_Work to complete_:
Lay out every line of the listing below as a JSON list of strings, one string per line, omitting blank lines.

_Listed records_:
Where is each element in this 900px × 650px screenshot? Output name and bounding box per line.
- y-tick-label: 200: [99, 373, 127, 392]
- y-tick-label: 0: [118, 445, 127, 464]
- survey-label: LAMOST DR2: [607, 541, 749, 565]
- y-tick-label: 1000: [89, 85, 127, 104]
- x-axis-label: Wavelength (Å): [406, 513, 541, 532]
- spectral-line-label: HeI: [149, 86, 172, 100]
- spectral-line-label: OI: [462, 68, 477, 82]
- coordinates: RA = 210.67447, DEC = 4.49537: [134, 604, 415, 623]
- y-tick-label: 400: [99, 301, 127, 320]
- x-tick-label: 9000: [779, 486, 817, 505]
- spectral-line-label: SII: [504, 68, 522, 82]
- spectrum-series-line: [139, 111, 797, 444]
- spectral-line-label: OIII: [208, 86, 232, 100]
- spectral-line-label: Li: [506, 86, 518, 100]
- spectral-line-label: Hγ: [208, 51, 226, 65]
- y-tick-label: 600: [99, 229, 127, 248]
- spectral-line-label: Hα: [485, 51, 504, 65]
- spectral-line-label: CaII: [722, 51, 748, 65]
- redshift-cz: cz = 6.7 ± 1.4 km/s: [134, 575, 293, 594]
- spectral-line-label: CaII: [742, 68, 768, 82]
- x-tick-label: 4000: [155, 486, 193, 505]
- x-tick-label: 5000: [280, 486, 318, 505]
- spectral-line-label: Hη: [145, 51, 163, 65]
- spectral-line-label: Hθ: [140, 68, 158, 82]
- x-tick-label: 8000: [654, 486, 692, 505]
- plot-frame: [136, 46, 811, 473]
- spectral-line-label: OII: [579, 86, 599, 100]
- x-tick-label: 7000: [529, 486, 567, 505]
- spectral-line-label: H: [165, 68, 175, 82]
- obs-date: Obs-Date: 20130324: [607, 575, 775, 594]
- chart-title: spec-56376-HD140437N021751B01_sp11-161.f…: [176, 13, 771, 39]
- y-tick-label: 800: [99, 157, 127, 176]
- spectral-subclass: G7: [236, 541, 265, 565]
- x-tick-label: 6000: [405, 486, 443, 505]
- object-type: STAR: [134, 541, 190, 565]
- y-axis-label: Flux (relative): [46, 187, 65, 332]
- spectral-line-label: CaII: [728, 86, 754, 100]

_Exercise output_:
[
  "Where is each element in this 900px × 650px screenshot? Output name and bounding box per line.",
  "- y-tick-label: 200: [99, 373, 127, 392]",
  "- y-tick-label: 0: [118, 445, 127, 464]",
  "- survey-label: LAMOST DR2: [607, 541, 749, 565]",
  "- y-tick-label: 1000: [89, 85, 127, 104]",
  "- x-axis-label: Wavelength (Å): [406, 513, 541, 532]",
  "- spectral-line-label: HeI: [149, 86, 172, 100]",
  "- spectral-line-label: OI: [462, 68, 477, 82]",
  "- coordinates: RA = 210.67447, DEC = 4.49537: [134, 604, 415, 623]",
  "- y-tick-label: 400: [99, 301, 127, 320]",
  "- x-tick-label: 9000: [779, 486, 817, 505]",
  "- spectral-line-label: SII: [504, 68, 522, 82]",
  "- spectrum-series-line: [139, 111, 797, 444]",
  "- spectral-line-label: OIII: [208, 86, 232, 100]",
  "- spectral-line-label: Li: [506, 86, 518, 100]",
  "- spectral-line-label: Hγ: [208, 51, 226, 65]",
  "- y-tick-label: 600: [99, 229, 127, 248]",
  "- spectral-line-label: Hα: [485, 51, 504, 65]",
  "- spectral-line-label: CaII: [722, 51, 748, 65]",
  "- redshift-cz: cz = 6.7 ± 1.4 km/s: [134, 575, 293, 594]",
  "- spectral-line-label: CaII: [742, 68, 768, 82]",
  "- x-tick-label: 4000: [155, 486, 193, 505]",
  "- x-tick-label: 5000: [280, 486, 318, 505]",
  "- spectral-line-label: Hη: [145, 51, 163, 65]",
  "- spectral-line-label: Hθ: [140, 68, 158, 82]",
  "- x-tick-label: 8000: [654, 486, 692, 505]",
  "- plot-frame: [136, 46, 811, 473]",
  "- spectral-line-label: OII: [579, 86, 599, 100]",
  "- x-tick-label: 7000: [529, 486, 567, 505]",
  "- spectral-line-label: H: [165, 68, 175, 82]",
  "- obs-date: Obs-Date: 20130324: [607, 575, 775, 594]",
  "- chart-title: spec-56376-HD140437N021751B01_sp11-161.f…: [176, 13, 771, 39]",
  "- y-tick-label: 800: [99, 157, 127, 176]",
  "- spectral-subclass: G7: [236, 541, 265, 565]",
  "- x-tick-label: 6000: [405, 486, 443, 505]",
  "- object-type: STAR: [134, 541, 190, 565]",
  "- y-axis-label: Flux (relative): [46, 187, 65, 332]",
  "- spectral-line-label: CaII: [728, 86, 754, 100]"
]